**What needs to be done:**
Search the listing below for the word "Engine" and copy each line that holds it.

Data records:
------------------------------------
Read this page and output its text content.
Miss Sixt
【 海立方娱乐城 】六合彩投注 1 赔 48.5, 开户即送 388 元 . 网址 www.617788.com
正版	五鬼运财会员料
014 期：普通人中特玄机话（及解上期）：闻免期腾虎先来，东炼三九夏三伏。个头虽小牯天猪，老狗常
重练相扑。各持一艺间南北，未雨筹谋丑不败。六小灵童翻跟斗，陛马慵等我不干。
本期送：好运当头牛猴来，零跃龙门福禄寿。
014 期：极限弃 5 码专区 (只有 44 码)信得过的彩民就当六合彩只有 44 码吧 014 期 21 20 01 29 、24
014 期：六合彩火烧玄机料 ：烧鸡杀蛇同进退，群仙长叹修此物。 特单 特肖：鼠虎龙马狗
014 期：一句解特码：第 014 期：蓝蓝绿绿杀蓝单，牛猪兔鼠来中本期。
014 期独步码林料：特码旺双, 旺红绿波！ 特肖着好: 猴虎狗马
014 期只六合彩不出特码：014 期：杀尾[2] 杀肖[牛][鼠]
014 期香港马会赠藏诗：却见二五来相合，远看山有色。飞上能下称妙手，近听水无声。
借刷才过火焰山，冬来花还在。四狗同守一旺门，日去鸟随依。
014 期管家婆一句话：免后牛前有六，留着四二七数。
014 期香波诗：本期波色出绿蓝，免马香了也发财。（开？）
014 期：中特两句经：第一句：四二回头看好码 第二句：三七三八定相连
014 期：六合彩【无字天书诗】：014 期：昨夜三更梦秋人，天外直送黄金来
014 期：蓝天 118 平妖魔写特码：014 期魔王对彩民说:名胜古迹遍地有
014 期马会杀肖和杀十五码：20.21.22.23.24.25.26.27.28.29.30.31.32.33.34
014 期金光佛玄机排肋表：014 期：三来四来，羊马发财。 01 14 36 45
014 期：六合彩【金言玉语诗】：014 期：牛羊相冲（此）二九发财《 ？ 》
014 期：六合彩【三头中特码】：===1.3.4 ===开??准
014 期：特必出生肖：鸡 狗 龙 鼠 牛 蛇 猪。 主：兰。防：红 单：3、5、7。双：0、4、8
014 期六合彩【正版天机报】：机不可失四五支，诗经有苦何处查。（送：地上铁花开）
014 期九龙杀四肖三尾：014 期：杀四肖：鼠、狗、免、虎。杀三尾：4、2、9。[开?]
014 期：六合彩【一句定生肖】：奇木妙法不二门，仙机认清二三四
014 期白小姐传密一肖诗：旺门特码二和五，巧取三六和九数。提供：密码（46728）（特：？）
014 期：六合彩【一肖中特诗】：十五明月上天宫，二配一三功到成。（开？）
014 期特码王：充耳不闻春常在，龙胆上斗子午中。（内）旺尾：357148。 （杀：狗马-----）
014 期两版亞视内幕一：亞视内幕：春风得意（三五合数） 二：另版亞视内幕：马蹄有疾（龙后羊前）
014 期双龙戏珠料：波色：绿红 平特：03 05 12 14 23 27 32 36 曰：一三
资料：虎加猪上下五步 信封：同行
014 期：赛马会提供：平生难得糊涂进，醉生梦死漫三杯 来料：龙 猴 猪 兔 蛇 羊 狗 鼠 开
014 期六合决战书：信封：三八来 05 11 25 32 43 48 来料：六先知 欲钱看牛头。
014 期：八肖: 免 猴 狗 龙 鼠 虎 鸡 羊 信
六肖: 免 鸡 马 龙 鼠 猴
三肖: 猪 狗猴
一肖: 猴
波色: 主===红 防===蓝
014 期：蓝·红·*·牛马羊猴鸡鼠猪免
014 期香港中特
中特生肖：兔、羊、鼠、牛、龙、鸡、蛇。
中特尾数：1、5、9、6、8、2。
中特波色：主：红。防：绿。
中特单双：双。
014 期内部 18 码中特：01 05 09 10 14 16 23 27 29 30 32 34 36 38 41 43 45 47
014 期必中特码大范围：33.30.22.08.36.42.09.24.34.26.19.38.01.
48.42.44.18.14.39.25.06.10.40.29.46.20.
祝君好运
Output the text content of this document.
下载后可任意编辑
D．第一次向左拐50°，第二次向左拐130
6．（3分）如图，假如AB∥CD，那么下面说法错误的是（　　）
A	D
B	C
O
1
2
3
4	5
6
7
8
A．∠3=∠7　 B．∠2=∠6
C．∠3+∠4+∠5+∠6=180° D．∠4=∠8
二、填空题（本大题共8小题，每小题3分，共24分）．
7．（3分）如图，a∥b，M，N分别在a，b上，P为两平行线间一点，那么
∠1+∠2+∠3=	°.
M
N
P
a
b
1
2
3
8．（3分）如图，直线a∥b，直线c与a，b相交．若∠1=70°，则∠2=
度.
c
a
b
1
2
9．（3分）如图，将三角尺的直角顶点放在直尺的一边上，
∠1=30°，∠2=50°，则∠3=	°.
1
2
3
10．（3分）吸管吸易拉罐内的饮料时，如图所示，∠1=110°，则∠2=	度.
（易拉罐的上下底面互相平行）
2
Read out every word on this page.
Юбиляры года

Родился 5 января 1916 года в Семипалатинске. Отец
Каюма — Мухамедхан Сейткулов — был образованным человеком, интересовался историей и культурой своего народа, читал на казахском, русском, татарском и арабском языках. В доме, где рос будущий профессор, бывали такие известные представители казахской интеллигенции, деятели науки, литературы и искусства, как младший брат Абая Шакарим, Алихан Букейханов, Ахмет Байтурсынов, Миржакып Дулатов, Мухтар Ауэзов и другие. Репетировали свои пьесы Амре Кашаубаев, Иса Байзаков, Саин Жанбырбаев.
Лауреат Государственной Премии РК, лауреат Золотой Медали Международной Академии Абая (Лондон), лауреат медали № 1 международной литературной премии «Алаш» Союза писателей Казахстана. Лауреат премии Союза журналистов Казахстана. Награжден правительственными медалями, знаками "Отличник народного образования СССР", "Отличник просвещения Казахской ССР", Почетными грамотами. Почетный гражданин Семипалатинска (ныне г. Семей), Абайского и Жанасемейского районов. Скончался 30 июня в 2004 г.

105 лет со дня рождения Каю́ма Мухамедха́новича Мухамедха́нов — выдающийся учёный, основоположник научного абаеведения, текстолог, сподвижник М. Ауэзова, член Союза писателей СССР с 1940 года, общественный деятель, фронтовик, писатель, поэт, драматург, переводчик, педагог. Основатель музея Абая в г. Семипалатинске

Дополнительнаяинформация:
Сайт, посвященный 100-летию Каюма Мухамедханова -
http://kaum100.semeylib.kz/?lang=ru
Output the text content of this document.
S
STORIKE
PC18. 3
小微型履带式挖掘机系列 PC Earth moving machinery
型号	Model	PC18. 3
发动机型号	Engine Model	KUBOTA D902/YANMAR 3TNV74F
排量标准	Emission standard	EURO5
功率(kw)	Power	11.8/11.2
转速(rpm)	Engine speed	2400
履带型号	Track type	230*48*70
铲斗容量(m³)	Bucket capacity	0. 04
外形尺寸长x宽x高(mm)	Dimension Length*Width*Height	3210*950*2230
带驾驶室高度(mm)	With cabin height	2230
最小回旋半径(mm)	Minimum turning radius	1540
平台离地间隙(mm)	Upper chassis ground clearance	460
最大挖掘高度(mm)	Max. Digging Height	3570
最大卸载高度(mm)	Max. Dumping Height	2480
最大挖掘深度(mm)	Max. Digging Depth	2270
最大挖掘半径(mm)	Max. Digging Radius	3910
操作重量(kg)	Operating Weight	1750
------------------------------------
**The solution:**
发动机型号	Engine Model	KUBOTA D902/YANMAR 3TNV74F
转速(rpm)	Engine speed	2400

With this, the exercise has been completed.